WHAT IS REQUIRED>
Restate every entry word for word.

— BEGIN DATASET ENTRIES —

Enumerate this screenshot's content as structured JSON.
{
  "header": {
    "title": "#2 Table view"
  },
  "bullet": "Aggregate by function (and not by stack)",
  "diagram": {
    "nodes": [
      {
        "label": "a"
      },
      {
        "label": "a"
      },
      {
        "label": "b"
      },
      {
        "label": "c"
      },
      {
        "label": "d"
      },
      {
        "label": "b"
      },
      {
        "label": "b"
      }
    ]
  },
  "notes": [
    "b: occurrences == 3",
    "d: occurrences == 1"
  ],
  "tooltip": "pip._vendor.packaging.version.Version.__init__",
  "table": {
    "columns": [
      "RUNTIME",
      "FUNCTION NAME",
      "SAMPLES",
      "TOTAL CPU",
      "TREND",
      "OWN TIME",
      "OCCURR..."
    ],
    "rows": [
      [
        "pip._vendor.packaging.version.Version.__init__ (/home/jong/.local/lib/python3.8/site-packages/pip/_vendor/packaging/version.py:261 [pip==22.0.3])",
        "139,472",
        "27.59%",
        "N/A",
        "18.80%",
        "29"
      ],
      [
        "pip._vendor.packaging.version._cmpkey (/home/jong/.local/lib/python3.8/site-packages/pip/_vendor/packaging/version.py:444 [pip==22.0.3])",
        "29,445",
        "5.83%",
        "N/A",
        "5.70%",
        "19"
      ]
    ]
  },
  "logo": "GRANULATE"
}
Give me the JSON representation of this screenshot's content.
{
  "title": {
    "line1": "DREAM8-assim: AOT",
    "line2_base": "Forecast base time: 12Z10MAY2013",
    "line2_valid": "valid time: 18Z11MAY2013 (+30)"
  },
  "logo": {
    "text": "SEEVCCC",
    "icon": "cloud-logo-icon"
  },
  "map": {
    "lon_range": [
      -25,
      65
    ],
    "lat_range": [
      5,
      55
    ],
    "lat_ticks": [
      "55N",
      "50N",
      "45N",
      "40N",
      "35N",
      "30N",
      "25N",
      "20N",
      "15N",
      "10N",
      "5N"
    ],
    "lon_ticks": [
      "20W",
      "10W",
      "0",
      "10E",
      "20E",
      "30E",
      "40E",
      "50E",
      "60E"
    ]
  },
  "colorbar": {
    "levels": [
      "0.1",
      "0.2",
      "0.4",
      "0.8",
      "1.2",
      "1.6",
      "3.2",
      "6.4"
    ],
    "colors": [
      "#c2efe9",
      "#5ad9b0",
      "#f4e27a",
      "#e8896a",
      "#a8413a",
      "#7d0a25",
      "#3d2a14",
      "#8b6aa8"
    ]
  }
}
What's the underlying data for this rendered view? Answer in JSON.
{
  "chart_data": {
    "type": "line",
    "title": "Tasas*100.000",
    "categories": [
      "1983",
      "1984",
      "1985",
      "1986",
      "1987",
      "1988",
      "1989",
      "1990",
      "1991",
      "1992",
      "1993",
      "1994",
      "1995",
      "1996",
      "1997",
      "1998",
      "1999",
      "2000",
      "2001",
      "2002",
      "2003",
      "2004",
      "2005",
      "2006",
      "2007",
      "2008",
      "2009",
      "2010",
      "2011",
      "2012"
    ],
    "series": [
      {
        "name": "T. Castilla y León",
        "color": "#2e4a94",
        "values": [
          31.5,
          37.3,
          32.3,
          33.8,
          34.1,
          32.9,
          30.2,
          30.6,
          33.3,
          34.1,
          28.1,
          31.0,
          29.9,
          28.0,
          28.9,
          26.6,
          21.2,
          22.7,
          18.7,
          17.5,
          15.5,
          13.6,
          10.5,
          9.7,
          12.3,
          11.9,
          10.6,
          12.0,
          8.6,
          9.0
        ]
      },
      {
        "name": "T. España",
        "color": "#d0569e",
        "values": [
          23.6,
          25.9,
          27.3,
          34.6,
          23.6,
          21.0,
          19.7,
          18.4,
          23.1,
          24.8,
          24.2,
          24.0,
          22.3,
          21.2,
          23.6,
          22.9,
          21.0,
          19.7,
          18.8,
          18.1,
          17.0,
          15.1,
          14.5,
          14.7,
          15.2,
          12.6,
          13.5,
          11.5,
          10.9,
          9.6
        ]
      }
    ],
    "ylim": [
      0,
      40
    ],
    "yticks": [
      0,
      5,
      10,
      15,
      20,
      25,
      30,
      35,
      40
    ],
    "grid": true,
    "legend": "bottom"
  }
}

— END DATASET ENTRIES —

WORKED SOLUTION>
Enumerate this screenshot's content as structured JSON.
{
  "header": {
    "title": "#2 Table view"
  },
  "bullet": "Aggregate by function (and not by stack)",
  "diagram": {
    "nodes": [
      {
        "label": "a"
      },
      {
        "label": "a"
      },
      {
        "label": "b"
      },
      {
        "label": "c"
      },
      {
        "label": "d"
      },
      {
        "label": "b"
      },
      {
        "label": "b"
      }
    ]
  },
  "notes": [
    "b: occurrences == 3",
    "d: occurrences == 1"
  ],
  "tooltip": "pip._vendor.packaging.version.Version.__init__",
  "table": {
    "columns": [
      "RUNTIME",
      "FUNCTION NAME",
      "SAMPLES",
      "TOTAL CPU",
      "TREND",
      "OWN TIME",
      "OCCURR..."
    ],
    "rows": [
      [
        "pip._vendor.packaging.version.Version.__init__ (/home/jong/.local/lib/python3.8/site-packages/pip/_vendor/packaging/version.py:261 [pip==22.0.3])",
        "139,472",
        "27.59%",
        "N/A",
        "18.80%",
        "29"
      ],
      [
        "pip._vendor.packaging.version._cmpkey (/home/jong/.local/lib/python3.8/site-packages/pip/_vendor/packaging/version.py:444 [pip==22.0.3])",
        "29,445",
        "5.83%",
        "N/A",
        "5.70%",
        "19"
      ]
    ]
  },
  "logo": "GRANULATE"
}
Give me the JSON representation of this screenshot's content.
{
  "title": {
    "line1": "DREAM8-assim: AOT",
    "line2_base": "Forecast base time: 12Z10MAY2013",
    "line2_valid": "valid time: 18Z11MAY2013 (+30)"
  },
  "logo": {
    "text": "SEEVCCC",
    "icon": "cloud-logo-icon"
  },
  "map": {
    "lon_range": [
      -25,
      65
    ],
    "lat_range": [
      5,
      55
    ],
    "lat_ticks": [
      "55N",
      "50N",
      "45N",
      "40N",
      "35N",
      "30N",
      "25N",
      "20N",
      "15N",
      "10N",
      "5N"
    ],
    "lon_ticks": [
      "20W",
      "10W",
      "0",
      "10E",
      "20E",
      "30E",
      "40E",
      "50E",
      "60E"
    ]
  },
  "colorbar": {
    "levels": [
      "0.1",
      "0.2",
      "0.4",
      "0.8",
      "1.2",
      "1.6",
      "3.2",
      "6.4"
    ],
    "colors": [
      "#c2efe9",
      "#5ad9b0",
      "#f4e27a",
      "#e8896a",
      "#a8413a",
      "#7d0a25",
      "#3d2a14",
      "#8b6aa8"
    ]
  }
}
What's the underlying data for this rendered view? Answer in JSON.
{
  "chart_data": {
    "type": "line",
    "title": "Tasas*100.000",
    "categories": [
      "1983",
      "1984",
      "1985",
      "1986",
      "1987",
      "1988",
      "1989",
      "1990",
      "1991",
      "1992",
      "1993",
      "1994",
      "1995",
      "1996",
      "1997",
      "1998",
      "1999",
      "2000",
      "2001",
      "2002",
      "2003",
      "2004",
      "2005",
      "2006",
      "2007",
      "2008",
      "2009",
      "2010",
      "2011",
      "2012"
    ],
    "series": [
      {
        "name": "T. Castilla y León",
        "color": "#2e4a94",
        "values": [
          31.5,
          37.3,
          32.3,
          33.8,
          34.1,
          32.9,
          30.2,
          30.6,
          33.3,
          34.1,
          28.1,
          31.0,
          29.9,
          28.0,
          28.9,
          26.6,
          21.2,
          22.7,
          18.7,
          17.5,
          15.5,
          13.6,
          10.5,
          9.7,
          12.3,
          11.9,
          10.6,
          12.0,
          8.6,
          9.0
        ]
      },
      {
        "name": "T. España",
        "color": "#d0569e",
        "values": [
          23.6,
          25.9,
          27.3,
          34.6,
          23.6,
          21.0,
          19.7,
          18.4,
          23.1,
          24.8,
          24.2,
          24.0,
          22.3,
          21.2,
          23.6,
          22.9,
          21.0,
          19.7,
          18.8,
          18.1,
          17.0,
          15.1,
          14.5,
          14.7,
          15.2,
          12.6,
          13.5,
          11.5,
          10.9,
          9.6
        ]
      }
    ],
    "ylim": [
      0,
      40
    ],
    "yticks": [
      0,
      5,
      10,
      15,
      20,
      25,
      30,
      35,
      40
    ],
    "grid": true,
    "legend": "bottom"
  }
}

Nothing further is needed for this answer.